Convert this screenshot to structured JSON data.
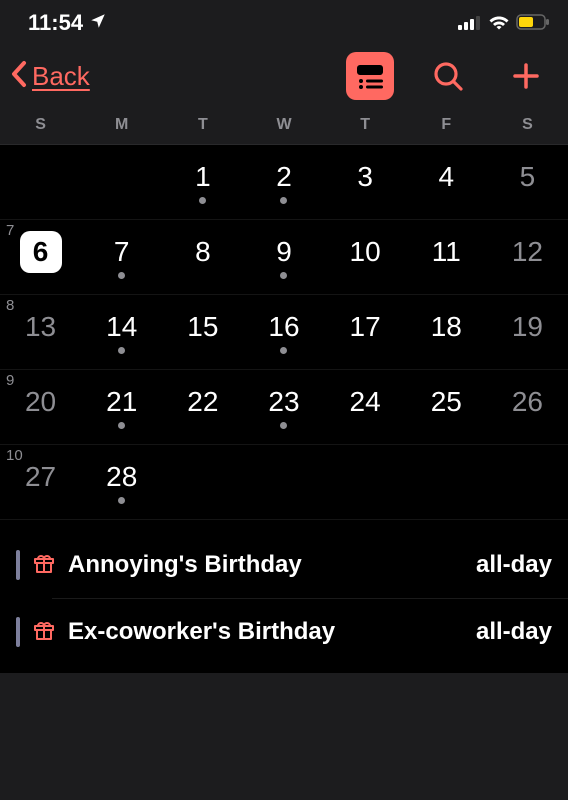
{
  "statusBar": {
    "time": "11:54",
    "locationIcon": "location-arrow",
    "cellular": "3-bars",
    "wifi": "wifi",
    "battery": "low-power"
  },
  "nav": {
    "backLabel": "Back"
  },
  "colors": {
    "accent": "#ff6961",
    "background": "#1c1c1e",
    "gridBg": "#000000",
    "dim": "#8e8e93",
    "eventBar": "#7d7f9c",
    "battery": "#ffd60a"
  },
  "weekdays": [
    "S",
    "M",
    "T",
    "W",
    "T",
    "F",
    "S"
  ],
  "weeks": [
    {
      "num": "",
      "days": [
        {
          "n": "",
          "dim": false,
          "today": false,
          "dot": false
        },
        {
          "n": "",
          "dim": false,
          "today": false,
          "dot": false
        },
        {
          "n": "1",
          "dim": false,
          "today": false,
          "dot": true
        },
        {
          "n": "2",
          "dim": false,
          "today": false,
          "dot": true
        },
        {
          "n": "3",
          "dim": false,
          "today": false,
          "dot": false
        },
        {
          "n": "4",
          "dim": false,
          "today": false,
          "dot": false
        },
        {
          "n": "5",
          "dim": true,
          "today": false,
          "dot": false
        }
      ]
    },
    {
      "num": "7",
      "days": [
        {
          "n": "6",
          "dim": false,
          "today": true,
          "dot": false
        },
        {
          "n": "7",
          "dim": false,
          "today": false,
          "dot": true
        },
        {
          "n": "8",
          "dim": false,
          "today": false,
          "dot": false
        },
        {
          "n": "9",
          "dim": false,
          "today": false,
          "dot": true
        },
        {
          "n": "10",
          "dim": false,
          "today": false,
          "dot": false
        },
        {
          "n": "11",
          "dim": false,
          "today": false,
          "dot": false
        },
        {
          "n": "12",
          "dim": true,
          "today": false,
          "dot": false
        }
      ]
    },
    {
      "num": "8",
      "days": [
        {
          "n": "13",
          "dim": true,
          "today": false,
          "dot": false
        },
        {
          "n": "14",
          "dim": false,
          "today": false,
          "dot": true
        },
        {
          "n": "15",
          "dim": false,
          "today": false,
          "dot": false
        },
        {
          "n": "16",
          "dim": false,
          "today": false,
          "dot": true
        },
        {
          "n": "17",
          "dim": false,
          "today": false,
          "dot": false
        },
        {
          "n": "18",
          "dim": false,
          "today": false,
          "dot": false
        },
        {
          "n": "19",
          "dim": true,
          "today": false,
          "dot": false
        }
      ]
    },
    {
      "num": "9",
      "days": [
        {
          "n": "20",
          "dim": true,
          "today": false,
          "dot": false
        },
        {
          "n": "21",
          "dim": false,
          "today": false,
          "dot": true
        },
        {
          "n": "22",
          "dim": false,
          "today": false,
          "dot": false
        },
        {
          "n": "23",
          "dim": false,
          "today": false,
          "dot": true
        },
        {
          "n": "24",
          "dim": false,
          "today": false,
          "dot": false
        },
        {
          "n": "25",
          "dim": false,
          "today": false,
          "dot": false
        },
        {
          "n": "26",
          "dim": true,
          "today": false,
          "dot": false
        }
      ]
    },
    {
      "num": "10",
      "days": [
        {
          "n": "27",
          "dim": true,
          "today": false,
          "dot": false
        },
        {
          "n": "28",
          "dim": false,
          "today": false,
          "dot": true
        },
        {
          "n": "",
          "dim": false,
          "today": false,
          "dot": false
        },
        {
          "n": "",
          "dim": false,
          "today": false,
          "dot": false
        },
        {
          "n": "",
          "dim": false,
          "today": false,
          "dot": false
        },
        {
          "n": "",
          "dim": false,
          "today": false,
          "dot": false
        },
        {
          "n": "",
          "dim": false,
          "today": false,
          "dot": false
        }
      ]
    }
  ],
  "events": [
    {
      "icon": "gift",
      "title": "Annoying's Birthday",
      "time": "all-day"
    },
    {
      "icon": "gift",
      "title": "Ex-coworker's Birthday",
      "time": "all-day"
    }
  ]
}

···

• EXERCISE GOAL:
Give all the lines above again, character for character, without pictures.

• IN RESPONSE:
Convert this screenshot to structured JSON data.
{
  "statusBar": {
    "time": "11:54",
    "locationIcon": "location-arrow",
    "cellular": "3-bars",
    "wifi": "wifi",
    "battery": "low-power"
  },
  "nav": {
    "backLabel": "Back"
  },
  "colors": {
    "accent": "#ff6961",
    "background": "#1c1c1e",
    "gridBg": "#000000",
    "dim": "#8e8e93",
    "eventBar": "#7d7f9c",
    "battery": "#ffd60a"
  },
  "weekdays": [
    "S",
    "M",
    "T",
    "W",
    "T",
    "F",
    "S"
  ],
  "weeks": [
    {
      "num": "",
      "days": [
        {
          "n": "",
          "dim": false,
          "today": false,
          "dot": false
        },
        {
          "n": "",
          "dim": false,
          "today": false,
          "dot": false
        },
        {
          "n": "1",
          "dim": false,
          "today": false,
          "dot": true
        },
        {
          "n": "2",
          "dim": false,
          "today": false,
          "dot": true
        },
        {
          "n": "3",
          "dim": false,
          "today": false,
          "dot": false
        },
        {
          "n": "4",
          "dim": false,
          "today": false,
          "dot": false
        },
        {
          "n": "5",
          "dim": true,
          "today": false,
          "dot": false
        }
      ]
    },
    {
      "num": "7",
      "days": [
        {
          "n": "6",
          "dim": false,
          "today": true,
          "dot": false
        },
        {
          "n": "7",
          "dim": false,
          "today": false,
          "dot": true
        },
        {
          "n": "8",
          "dim": false,
          "today": false,
          "dot": false
        },
        {
          "n": "9",
          "dim": false,
          "today": false,
          "dot": true
        },
        {
          "n": "10",
          "dim": false,
          "today": false,
          "dot": false
        },
        {
          "n": "11",
          "dim": false,
          "today": false,
          "dot": false
        },
        {
          "n": "12",
          "dim": true,
          "today": false,
          "dot": false
        }
      ]
    },
    {
      "num": "8",
      "days": [
        {
          "n": "13",
          "dim": true,
          "today": false,
          "dot": false
        },
        {
          "n": "14",
          "dim": false,
          "today": false,
          "dot": true
        },
        {
          "n": "15",
          "dim": false,
          "today": false,
          "dot": false
        },
        {
          "n": "16",
          "dim": false,
          "today": false,
          "dot": true
        },
        {
          "n": "17",
          "dim": false,
          "today": false,
          "dot": false
        },
        {
          "n": "18",
          "dim": false,
          "today": false,
          "dot": false
        },
        {
          "n": "19",
          "dim": true,
          "today": false,
          "dot": false
        }
      ]
    },
    {
      "num": "9",
      "days": [
        {
          "n": "20",
          "dim": true,
          "today": false,
          "dot": false
        },
        {
          "n": "21",
          "dim": false,
          "today": false,
          "dot": true
        },
        {
          "n": "22",
          "dim": false,
          "today": false,
          "dot": false
        },
        {
          "n": "23",
          "dim": false,
          "today": false,
          "dot": true
        },
        {
          "n": "24",
          "dim": false,
          "today": false,
          "dot": false
        },
        {
          "n": "25",
          "dim": false,
          "today": false,
          "dot": false
        },
        {
          "n": "26",
          "dim": true,
          "today": false,
          "dot": false
        }
      ]
    },
    {
      "num": "10",
      "days": [
        {
          "n": "27",
          "dim": true,
          "today": false,
          "dot": false
        },
        {
          "n": "28",
          "dim": false,
          "today": false,
          "dot": true
        },
        {
          "n": "",
          "dim": false,
          "today": false,
          "dot": false
        },
        {
          "n": "",
          "dim": false,
          "today": false,
          "dot": false
        },
        {
          "n": "",
          "dim": false,
          "today": false,
          "dot": false
        },
        {
          "n": "",
          "dim": false,
          "today": false,
          "dot": false
        },
        {
          "n": "",
          "dim": false,
          "today": false,
          "dot": false
        }
      ]
    }
  ],
  "events": [
    {
      "icon": "gift",
      "title": "Annoying's Birthday",
      "time": "all-day"
    },
    {
      "icon": "gift",
      "title": "Ex-coworker's Birthday",
      "time": "all-day"
    }
  ]
}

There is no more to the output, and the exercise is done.